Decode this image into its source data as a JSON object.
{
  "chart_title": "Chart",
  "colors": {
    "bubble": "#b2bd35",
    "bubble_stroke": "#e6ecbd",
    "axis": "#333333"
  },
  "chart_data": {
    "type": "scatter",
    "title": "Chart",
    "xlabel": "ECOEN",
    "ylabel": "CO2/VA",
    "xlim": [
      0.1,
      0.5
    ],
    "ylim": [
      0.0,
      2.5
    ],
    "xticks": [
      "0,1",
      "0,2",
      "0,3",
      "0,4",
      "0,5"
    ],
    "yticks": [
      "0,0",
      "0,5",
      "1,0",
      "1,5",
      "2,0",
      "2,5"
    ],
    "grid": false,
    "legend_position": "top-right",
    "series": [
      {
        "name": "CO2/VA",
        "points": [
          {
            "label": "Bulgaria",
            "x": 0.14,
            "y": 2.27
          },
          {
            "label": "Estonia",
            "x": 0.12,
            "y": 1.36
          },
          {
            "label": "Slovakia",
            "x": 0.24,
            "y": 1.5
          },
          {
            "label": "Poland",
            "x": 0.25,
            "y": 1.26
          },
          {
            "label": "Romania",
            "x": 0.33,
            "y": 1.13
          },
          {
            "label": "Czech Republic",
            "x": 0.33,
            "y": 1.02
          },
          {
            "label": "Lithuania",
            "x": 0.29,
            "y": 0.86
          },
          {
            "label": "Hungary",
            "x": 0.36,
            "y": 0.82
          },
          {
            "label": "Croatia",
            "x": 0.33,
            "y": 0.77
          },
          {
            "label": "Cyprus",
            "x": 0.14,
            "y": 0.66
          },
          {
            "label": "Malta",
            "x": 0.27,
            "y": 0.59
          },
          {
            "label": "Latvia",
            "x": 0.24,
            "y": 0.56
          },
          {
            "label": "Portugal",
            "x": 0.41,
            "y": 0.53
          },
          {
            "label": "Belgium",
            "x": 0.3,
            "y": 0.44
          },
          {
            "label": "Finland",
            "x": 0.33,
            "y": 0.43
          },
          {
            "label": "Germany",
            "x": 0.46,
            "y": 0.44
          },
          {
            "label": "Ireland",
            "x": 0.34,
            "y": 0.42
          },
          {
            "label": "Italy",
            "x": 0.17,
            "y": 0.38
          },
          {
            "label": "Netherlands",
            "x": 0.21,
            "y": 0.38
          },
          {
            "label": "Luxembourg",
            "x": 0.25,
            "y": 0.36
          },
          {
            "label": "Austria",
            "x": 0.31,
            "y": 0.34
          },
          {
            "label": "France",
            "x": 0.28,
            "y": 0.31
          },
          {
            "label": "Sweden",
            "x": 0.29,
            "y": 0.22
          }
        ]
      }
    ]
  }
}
___
» **STATED GOAL**
Retype all of the material, keeping each line exact.

» **FULL ANSWER**
Decode this image into its source data as a JSON object.
{
  "chart_title": "Chart",
  "colors": {
    "bubble": "#b2bd35",
    "bubble_stroke": "#e6ecbd",
    "axis": "#333333"
  },
  "chart_data": {
    "type": "scatter",
    "title": "Chart",
    "xlabel": "ECOEN",
    "ylabel": "CO2/VA",
    "xlim": [
      0.1,
      0.5
    ],
    "ylim": [
      0.0,
      2.5
    ],
    "xticks": [
      "0,1",
      "0,2",
      "0,3",
      "0,4",
      "0,5"
    ],
    "yticks": [
      "0,0",
      "0,5",
      "1,0",
      "1,5",
      "2,0",
      "2,5"
    ],
    "grid": false,
    "legend_position": "top-right",
    "series": [
      {
        "name": "CO2/VA",
        "points": [
          {
            "label": "Bulgaria",
            "x": 0.14,
            "y": 2.27
          },
          {
            "label": "Estonia",
            "x": 0.12,
            "y": 1.36
          },
          {
            "label": "Slovakia",
            "x": 0.24,
            "y": 1.5
          },
          {
            "label": "Poland",
            "x": 0.25,
            "y": 1.26
          },
          {
            "label": "Romania",
            "x": 0.33,
            "y": 1.13
          },
          {
            "label": "Czech Republic",
            "x": 0.33,
            "y": 1.02
          },
          {
            "label": "Lithuania",
            "x": 0.29,
            "y": 0.86
          },
          {
            "label": "Hungary",
            "x": 0.36,
            "y": 0.82
          },
          {
            "label": "Croatia",
            "x": 0.33,
            "y": 0.77
          },
          {
            "label": "Cyprus",
            "x": 0.14,
            "y": 0.66
          },
          {
            "label": "Malta",
            "x": 0.27,
            "y": 0.59
          },
          {
            "label": "Latvia",
            "x": 0.24,
            "y": 0.56
          },
          {
            "label": "Portugal",
            "x": 0.41,
            "y": 0.53
          },
          {
            "label": "Belgium",
            "x": 0.3,
            "y": 0.44
          },
          {
            "label": "Finland",
            "x": 0.33,
            "y": 0.43
          },
          {
            "label": "Germany",
            "x": 0.46,
            "y": 0.44
          },
          {
            "label": "Ireland",
            "x": 0.34,
            "y": 0.42
          },
          {
            "label": "Italy",
            "x": 0.17,
            "y": 0.38
          },
          {
            "label": "Netherlands",
            "x": 0.21,
            "y": 0.38
          },
          {
            "label": "Luxembourg",
            "x": 0.25,
            "y": 0.36
          },
          {
            "label": "Austria",
            "x": 0.31,
            "y": 0.34
          },
          {
            "label": "France",
            "x": 0.28,
            "y": 0.31
          },
          {
            "label": "Sweden",
            "x": 0.29,
            "y": 0.22
          }
        ]
      }
    ]
  }
}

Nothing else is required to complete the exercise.